Return the whole listing, line for line, without the pictures in it.

○ ○ ○ ○ ○ ○ ○

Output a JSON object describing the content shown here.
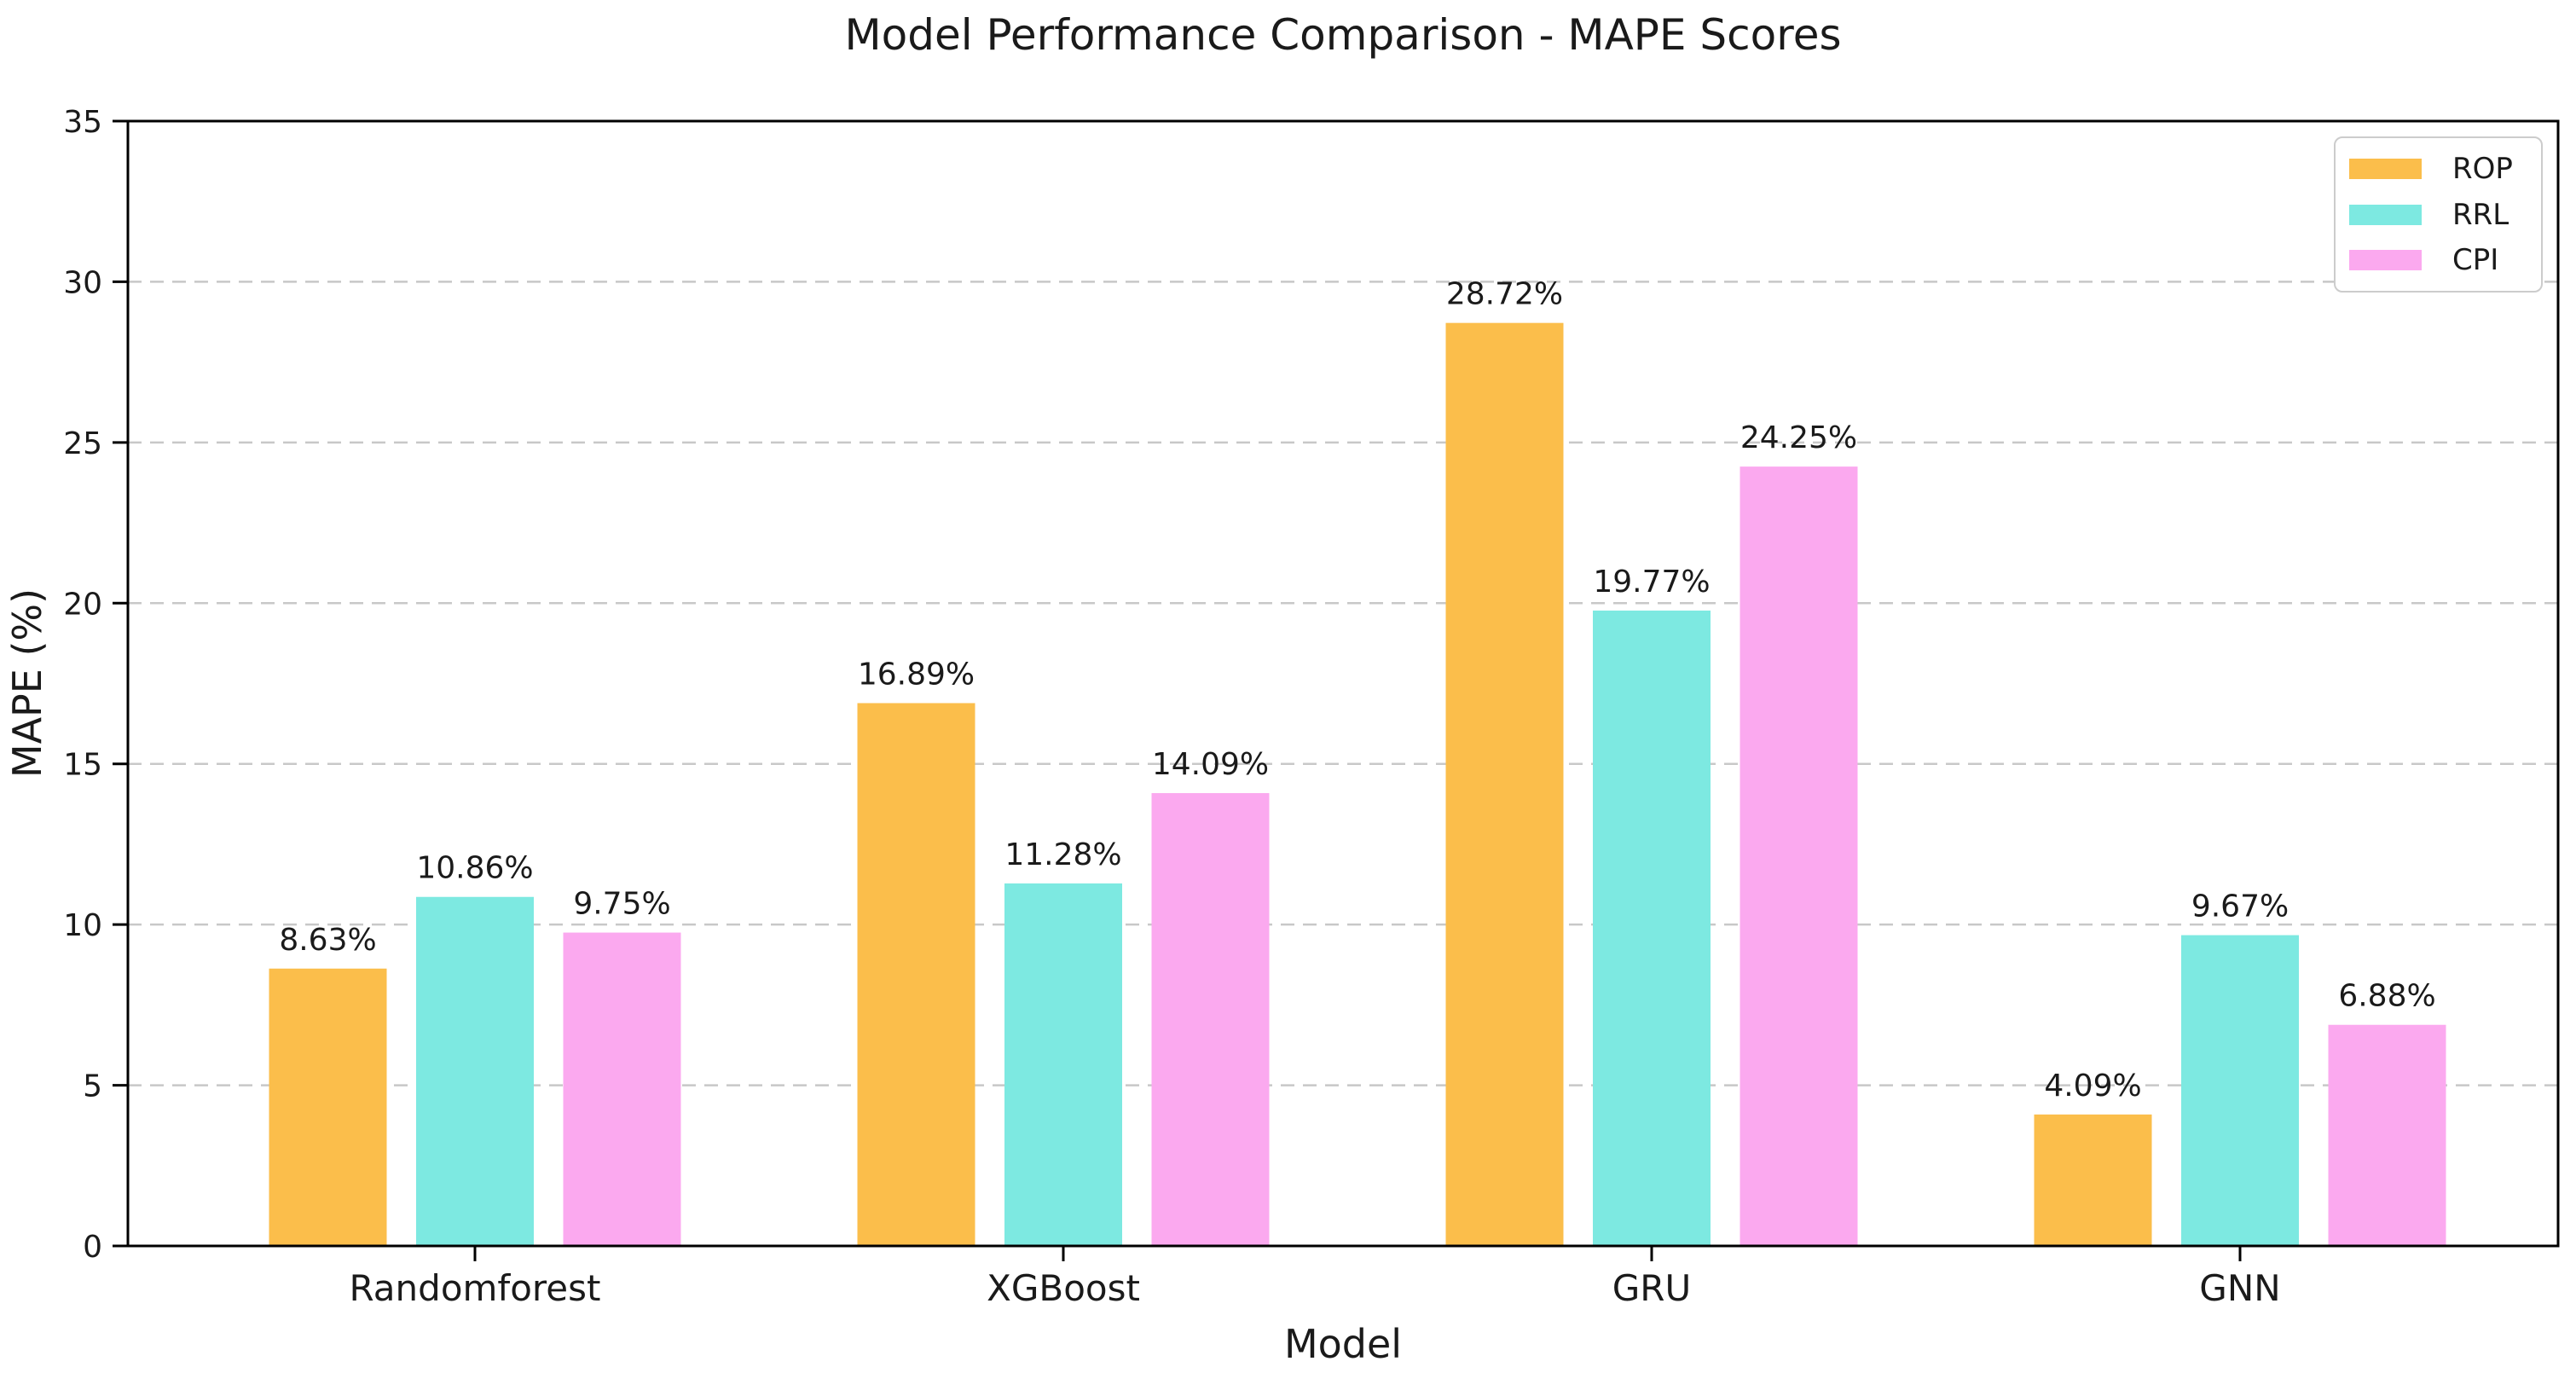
{
  "chart_data": {
    "type": "bar",
    "title": "Model Performance Comparison - MAPE Scores",
    "xlabel": "Model",
    "ylabel": "MAPE (%)",
    "categories": [
      "Randomforest",
      "XGBoost",
      "GRU",
      "GNN"
    ],
    "series": [
      {
        "name": "ROP",
        "color": "#FBBE4B",
        "values": [
          8.63,
          16.89,
          28.72,
          4.09
        ]
      },
      {
        "name": "RRL",
        "color": "#7DE9E1",
        "values": [
          10.86,
          11.28,
          19.77,
          9.67
        ]
      },
      {
        "name": "CPI",
        "color": "#FBA9EF",
        "values": [
          9.75,
          14.09,
          24.25,
          6.88
        ]
      }
    ],
    "bar_labels": [
      [
        "8.63%",
        "16.89%",
        "28.72%",
        "4.09%"
      ],
      [
        "10.86%",
        "11.28%",
        "19.77%",
        "9.67%"
      ],
      [
        "9.75%",
        "14.09%",
        "24.25%",
        "6.88%"
      ]
    ],
    "ylim": [
      0,
      35
    ],
    "yticks": [
      0,
      5,
      10,
      15,
      20,
      25,
      30,
      35
    ],
    "grid": "horizontal-dashed",
    "grid_color": "#c8c8c8",
    "spine_color": "#000000",
    "legend_position": "upper-right"
  }
}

○ ○ ○ ○ ○ ○ ○

[The output]:
Output a JSON object describing the content shown here.
{
  "chart_data": {
    "type": "bar",
    "title": "Model Performance Comparison - MAPE Scores",
    "xlabel": "Model",
    "ylabel": "MAPE (%)",
    "categories": [
      "Randomforest",
      "XGBoost",
      "GRU",
      "GNN"
    ],
    "series": [
      {
        "name": "ROP",
        "color": "#FBBE4B",
        "values": [
          8.63,
          16.89,
          28.72,
          4.09
        ]
      },
      {
        "name": "RRL",
        "color": "#7DE9E1",
        "values": [
          10.86,
          11.28,
          19.77,
          9.67
        ]
      },
      {
        "name": "CPI",
        "color": "#FBA9EF",
        "values": [
          9.75,
          14.09,
          24.25,
          6.88
        ]
      }
    ],
    "bar_labels": [
      [
        "8.63%",
        "16.89%",
        "28.72%",
        "4.09%"
      ],
      [
        "10.86%",
        "11.28%",
        "19.77%",
        "9.67%"
      ],
      [
        "9.75%",
        "14.09%",
        "24.25%",
        "6.88%"
      ]
    ],
    "ylim": [
      0,
      35
    ],
    "yticks": [
      0,
      5,
      10,
      15,
      20,
      25,
      30,
      35
    ],
    "grid": "horizontal-dashed",
    "grid_color": "#c8c8c8",
    "spine_color": "#000000",
    "legend_position": "upper-right"
  }
}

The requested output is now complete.